■ **Document passage**
————

Transparency can be considered as the key concept in the ICT discourse as it serves as a means to realising, for instance, privacy, justice, responsibility. Transparency is also even more important due to the extensive informational asymmetry between users and providers of ICT products and services, that is, the lack of clear answers to the question who does what, how, and why with individual’s personal data.

2.3 Legal Perspective of Trustworthiness in ICT

When two parties decide to establish a legal relationship, its fundament ideally must be mutual trust. We have therefore mapped out the European Union’s legal framework regarding ICT, also taking into account the European fundamental rights and values.

Transparency constitutes one main core area of trustworthiness, which is legally assured by information duties. The GDPR’s (General Data Protection Regulation) severe monetary fines particularly fuel its enforcement. Just like another requirement, transparency does not constitute a stand-alone area but is rather interconnected with others, such as autonomy or anti-discrimination.

————

■ **Data shown**
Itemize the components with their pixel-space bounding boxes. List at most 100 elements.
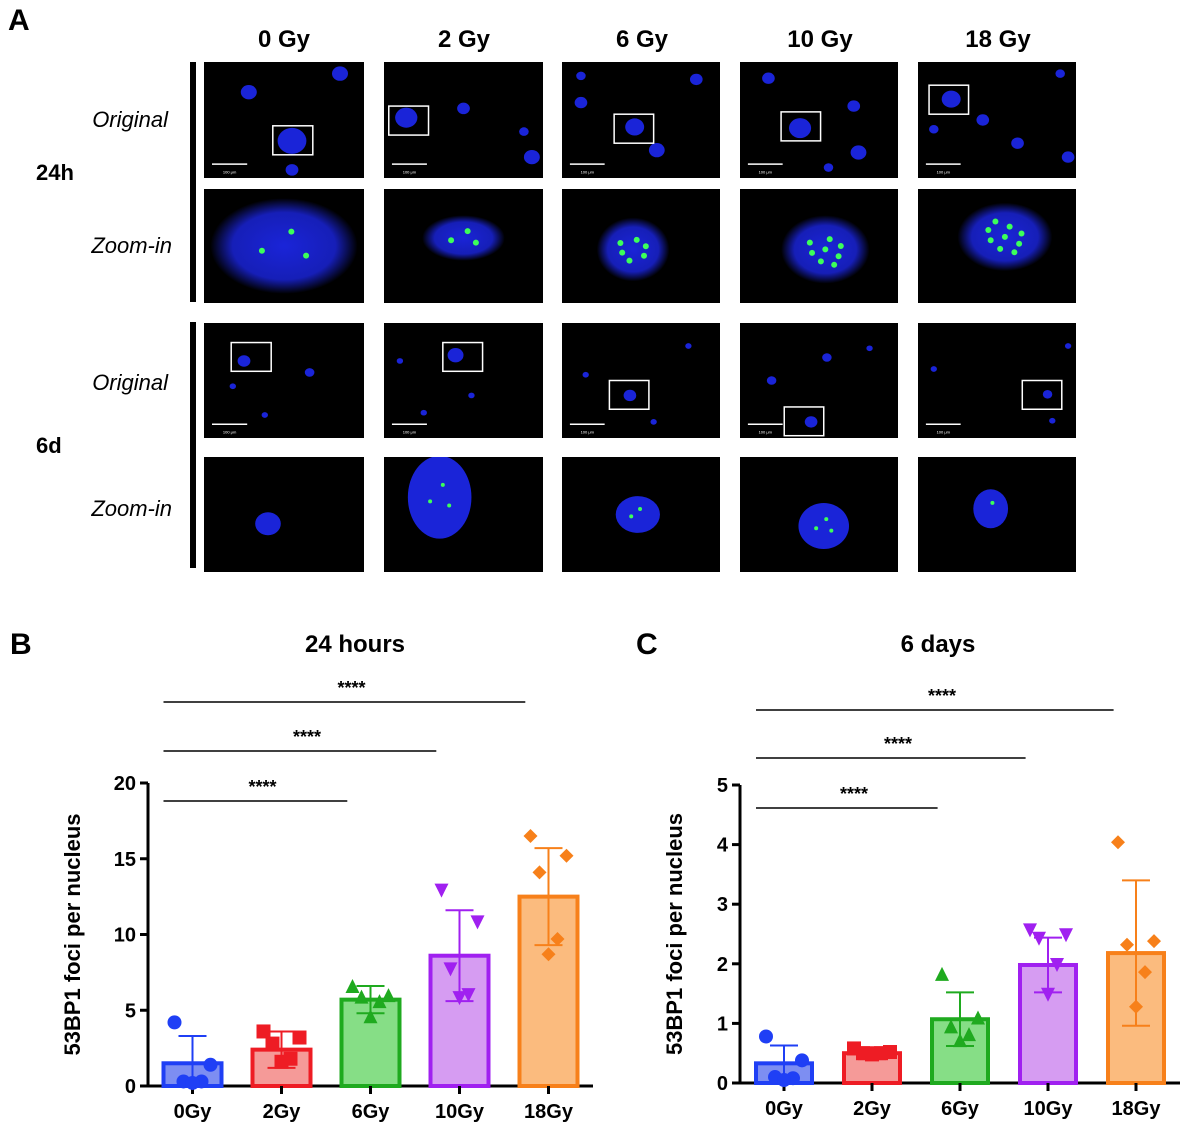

————

■ **Work instructions**
Set down, word for word, the stretch of the passage on trustworthiness in ICT from "Transparency constitutes one" through "autonomy or anti-discrimination.".

■ **Finished task**
Transparency constitutes one main core area of trustworthiness, which is legally assured by information duties. The GDPR’s (General Data Protection Regulation) severe monetary fines particularly fuel its enforcement. Just like another requirement, transparency does not constitute a stand-alone area but is rather interconnected with others, such as autonomy or anti-discrimination.